**Problem requirements:**
Pull out every line of the material below that contains the string "List", treating uppercase and lowercase letters as different. Copy each such line in full.

═══ Data for this task ═══

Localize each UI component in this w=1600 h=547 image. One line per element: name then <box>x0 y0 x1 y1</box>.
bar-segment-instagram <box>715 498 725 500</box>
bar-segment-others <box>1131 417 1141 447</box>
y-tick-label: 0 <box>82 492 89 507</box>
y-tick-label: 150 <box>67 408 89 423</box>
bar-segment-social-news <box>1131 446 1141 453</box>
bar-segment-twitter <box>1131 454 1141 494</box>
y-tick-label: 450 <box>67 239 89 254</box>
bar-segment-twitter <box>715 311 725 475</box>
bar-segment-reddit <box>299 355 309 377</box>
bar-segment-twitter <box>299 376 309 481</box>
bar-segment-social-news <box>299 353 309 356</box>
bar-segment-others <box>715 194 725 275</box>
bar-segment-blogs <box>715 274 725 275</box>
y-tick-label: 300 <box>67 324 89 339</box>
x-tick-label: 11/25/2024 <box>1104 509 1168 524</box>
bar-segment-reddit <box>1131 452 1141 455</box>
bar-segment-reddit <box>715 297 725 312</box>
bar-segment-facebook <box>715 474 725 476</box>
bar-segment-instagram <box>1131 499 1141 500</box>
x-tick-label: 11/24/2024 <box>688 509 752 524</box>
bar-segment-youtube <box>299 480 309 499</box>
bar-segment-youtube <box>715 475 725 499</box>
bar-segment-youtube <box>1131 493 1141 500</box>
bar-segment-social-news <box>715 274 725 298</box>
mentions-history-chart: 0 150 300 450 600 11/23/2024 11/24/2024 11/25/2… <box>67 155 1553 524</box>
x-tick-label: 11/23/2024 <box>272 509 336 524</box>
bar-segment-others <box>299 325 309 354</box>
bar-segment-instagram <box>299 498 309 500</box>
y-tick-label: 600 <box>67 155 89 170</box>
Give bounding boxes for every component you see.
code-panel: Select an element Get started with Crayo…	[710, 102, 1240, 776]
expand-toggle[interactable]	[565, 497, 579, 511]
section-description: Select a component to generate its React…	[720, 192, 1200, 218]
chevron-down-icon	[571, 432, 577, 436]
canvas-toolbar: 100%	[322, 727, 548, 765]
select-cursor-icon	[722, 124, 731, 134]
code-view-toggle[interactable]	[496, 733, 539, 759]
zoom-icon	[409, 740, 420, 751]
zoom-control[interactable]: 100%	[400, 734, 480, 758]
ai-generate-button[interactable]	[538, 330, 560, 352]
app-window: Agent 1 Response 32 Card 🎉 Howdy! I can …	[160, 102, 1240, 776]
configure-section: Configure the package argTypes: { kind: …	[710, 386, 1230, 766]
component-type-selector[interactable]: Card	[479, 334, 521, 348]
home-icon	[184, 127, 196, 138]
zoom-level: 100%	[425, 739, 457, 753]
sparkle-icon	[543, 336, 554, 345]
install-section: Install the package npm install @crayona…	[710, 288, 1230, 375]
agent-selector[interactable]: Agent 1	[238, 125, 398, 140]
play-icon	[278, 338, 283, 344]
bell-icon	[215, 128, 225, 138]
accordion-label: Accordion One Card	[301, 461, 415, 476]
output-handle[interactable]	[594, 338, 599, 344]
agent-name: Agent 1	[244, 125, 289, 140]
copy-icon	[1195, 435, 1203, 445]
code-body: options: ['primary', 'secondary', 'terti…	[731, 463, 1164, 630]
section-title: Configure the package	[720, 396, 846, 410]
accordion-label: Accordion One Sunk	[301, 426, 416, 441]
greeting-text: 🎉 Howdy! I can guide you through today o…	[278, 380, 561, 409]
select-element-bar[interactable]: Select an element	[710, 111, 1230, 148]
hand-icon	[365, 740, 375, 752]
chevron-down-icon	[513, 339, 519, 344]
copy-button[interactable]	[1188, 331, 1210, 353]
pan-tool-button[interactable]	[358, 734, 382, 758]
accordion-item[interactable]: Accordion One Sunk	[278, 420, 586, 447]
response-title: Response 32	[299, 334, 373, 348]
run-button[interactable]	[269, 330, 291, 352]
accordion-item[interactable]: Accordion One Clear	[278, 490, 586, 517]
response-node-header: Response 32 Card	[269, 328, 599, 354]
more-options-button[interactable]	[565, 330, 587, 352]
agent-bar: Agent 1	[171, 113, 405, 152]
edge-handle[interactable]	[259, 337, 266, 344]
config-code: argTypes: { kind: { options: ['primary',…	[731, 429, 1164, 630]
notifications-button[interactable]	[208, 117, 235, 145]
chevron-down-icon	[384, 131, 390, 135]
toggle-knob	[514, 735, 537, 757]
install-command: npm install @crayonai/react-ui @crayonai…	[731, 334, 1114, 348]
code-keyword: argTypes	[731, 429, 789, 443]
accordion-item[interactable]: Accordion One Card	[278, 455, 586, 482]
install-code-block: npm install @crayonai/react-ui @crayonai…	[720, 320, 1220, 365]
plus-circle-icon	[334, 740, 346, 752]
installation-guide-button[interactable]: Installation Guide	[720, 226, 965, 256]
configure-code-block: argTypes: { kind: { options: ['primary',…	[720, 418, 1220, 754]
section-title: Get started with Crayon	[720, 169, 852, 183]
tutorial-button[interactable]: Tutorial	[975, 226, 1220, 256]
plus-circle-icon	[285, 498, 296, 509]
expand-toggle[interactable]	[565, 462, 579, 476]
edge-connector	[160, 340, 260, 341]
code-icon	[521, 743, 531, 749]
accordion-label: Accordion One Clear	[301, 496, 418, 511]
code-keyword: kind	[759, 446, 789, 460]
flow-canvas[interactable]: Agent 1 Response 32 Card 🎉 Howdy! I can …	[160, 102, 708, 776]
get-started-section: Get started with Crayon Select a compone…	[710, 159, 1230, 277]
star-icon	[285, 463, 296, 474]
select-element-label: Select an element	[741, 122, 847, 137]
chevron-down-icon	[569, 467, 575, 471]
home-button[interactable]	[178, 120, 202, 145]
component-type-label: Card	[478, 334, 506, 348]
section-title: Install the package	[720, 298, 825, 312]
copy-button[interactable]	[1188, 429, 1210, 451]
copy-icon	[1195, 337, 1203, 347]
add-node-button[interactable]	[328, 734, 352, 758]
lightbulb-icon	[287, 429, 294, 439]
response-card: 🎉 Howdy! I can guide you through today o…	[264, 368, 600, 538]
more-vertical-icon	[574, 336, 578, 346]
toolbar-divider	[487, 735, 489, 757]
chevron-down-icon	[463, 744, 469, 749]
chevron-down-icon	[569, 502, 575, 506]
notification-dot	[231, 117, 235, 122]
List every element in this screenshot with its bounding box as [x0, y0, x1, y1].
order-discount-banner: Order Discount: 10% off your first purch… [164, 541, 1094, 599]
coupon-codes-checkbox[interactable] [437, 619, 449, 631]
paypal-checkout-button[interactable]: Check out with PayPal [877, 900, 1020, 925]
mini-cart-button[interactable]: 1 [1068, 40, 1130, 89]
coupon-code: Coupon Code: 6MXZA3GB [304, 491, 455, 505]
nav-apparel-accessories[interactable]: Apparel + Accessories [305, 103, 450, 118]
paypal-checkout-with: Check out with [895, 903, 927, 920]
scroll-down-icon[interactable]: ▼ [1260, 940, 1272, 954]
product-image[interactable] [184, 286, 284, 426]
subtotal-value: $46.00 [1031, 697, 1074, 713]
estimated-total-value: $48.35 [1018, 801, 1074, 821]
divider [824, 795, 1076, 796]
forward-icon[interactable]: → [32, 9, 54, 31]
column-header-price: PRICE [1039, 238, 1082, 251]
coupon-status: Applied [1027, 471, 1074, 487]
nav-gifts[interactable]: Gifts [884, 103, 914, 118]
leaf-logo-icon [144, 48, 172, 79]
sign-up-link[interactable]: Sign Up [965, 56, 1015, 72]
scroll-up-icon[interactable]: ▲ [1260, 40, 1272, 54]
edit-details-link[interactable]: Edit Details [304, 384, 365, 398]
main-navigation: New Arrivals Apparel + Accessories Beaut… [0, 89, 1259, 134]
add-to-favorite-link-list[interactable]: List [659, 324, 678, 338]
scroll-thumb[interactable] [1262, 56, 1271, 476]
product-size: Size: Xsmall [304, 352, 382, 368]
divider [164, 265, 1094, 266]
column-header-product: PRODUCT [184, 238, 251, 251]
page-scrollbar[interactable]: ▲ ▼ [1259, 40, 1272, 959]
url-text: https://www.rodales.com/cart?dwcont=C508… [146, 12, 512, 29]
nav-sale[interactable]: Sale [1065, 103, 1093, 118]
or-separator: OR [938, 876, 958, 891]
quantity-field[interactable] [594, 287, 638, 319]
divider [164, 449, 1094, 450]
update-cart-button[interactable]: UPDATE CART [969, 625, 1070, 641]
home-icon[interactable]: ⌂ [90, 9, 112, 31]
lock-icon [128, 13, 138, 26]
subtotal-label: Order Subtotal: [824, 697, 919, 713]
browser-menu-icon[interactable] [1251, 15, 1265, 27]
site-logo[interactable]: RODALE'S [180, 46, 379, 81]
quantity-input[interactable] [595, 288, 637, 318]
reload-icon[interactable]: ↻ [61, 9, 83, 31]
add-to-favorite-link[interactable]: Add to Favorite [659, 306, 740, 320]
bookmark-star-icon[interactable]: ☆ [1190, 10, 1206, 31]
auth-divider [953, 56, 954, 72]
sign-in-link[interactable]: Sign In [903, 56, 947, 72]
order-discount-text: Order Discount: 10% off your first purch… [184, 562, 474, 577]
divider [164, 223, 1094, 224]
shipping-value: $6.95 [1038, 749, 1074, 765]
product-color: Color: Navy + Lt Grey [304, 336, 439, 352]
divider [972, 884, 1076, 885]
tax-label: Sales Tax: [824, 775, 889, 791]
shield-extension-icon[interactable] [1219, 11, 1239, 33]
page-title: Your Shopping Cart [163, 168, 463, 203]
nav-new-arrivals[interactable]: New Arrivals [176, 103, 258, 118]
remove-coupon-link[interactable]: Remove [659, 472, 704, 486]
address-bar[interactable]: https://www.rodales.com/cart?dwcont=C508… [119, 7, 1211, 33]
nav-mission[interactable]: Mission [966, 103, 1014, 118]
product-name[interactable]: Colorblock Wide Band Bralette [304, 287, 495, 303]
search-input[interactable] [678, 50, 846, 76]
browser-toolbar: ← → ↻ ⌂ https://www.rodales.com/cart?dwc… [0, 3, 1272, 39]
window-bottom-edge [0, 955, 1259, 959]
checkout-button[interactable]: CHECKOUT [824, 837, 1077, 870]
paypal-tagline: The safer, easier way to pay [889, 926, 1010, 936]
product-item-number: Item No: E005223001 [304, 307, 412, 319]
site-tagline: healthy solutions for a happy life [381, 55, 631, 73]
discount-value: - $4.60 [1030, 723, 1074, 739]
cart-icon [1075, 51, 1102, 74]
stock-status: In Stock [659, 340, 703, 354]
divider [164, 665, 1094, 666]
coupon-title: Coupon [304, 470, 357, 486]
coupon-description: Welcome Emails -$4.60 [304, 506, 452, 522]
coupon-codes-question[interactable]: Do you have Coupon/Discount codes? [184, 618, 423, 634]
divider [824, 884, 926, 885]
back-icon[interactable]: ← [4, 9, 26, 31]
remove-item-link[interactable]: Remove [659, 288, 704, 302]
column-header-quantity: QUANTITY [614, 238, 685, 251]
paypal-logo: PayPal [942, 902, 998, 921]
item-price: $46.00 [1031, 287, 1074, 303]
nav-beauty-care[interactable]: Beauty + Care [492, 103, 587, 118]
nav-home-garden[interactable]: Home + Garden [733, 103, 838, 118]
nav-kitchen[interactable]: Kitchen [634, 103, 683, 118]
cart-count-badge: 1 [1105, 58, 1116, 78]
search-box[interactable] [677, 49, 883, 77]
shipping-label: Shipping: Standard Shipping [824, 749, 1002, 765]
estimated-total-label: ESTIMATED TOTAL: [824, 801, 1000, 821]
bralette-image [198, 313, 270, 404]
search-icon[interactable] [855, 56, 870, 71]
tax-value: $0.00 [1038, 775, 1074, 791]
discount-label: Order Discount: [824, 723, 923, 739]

═══

**Task result:**
List every element in this screenshot with its bounding box as [x0, y0, x1, y1].
add-to-favorite-link-list[interactable]: List [659, 324, 678, 338]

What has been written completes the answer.